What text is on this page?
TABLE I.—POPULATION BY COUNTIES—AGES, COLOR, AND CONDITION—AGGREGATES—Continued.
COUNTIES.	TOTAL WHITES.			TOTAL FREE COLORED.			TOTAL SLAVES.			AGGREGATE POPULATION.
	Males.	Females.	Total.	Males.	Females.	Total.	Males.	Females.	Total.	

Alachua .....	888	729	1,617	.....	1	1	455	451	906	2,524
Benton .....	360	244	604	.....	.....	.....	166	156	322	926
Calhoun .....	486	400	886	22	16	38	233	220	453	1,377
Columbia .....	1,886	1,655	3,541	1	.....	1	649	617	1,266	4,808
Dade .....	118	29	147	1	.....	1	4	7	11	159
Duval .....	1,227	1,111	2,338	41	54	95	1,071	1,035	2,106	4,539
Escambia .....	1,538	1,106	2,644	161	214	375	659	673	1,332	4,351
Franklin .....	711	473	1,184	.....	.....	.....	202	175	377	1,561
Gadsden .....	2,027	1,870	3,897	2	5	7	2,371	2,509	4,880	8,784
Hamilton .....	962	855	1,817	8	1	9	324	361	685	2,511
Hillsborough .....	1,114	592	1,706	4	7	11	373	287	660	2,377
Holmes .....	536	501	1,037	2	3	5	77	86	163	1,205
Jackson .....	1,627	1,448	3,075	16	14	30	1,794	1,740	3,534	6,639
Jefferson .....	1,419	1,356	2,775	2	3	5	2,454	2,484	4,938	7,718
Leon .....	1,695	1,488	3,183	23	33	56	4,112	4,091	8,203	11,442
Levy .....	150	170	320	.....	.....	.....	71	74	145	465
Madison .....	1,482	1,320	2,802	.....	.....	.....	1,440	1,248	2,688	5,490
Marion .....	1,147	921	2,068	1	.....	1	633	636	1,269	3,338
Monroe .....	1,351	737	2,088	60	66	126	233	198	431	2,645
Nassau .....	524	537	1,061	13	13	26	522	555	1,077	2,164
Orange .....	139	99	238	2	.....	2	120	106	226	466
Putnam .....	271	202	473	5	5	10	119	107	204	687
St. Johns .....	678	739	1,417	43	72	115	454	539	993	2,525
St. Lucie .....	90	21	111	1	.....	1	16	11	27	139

To do:
Count every line in the data where the string "COUNTIES" occurs. Give nothing except the number.

Result:
2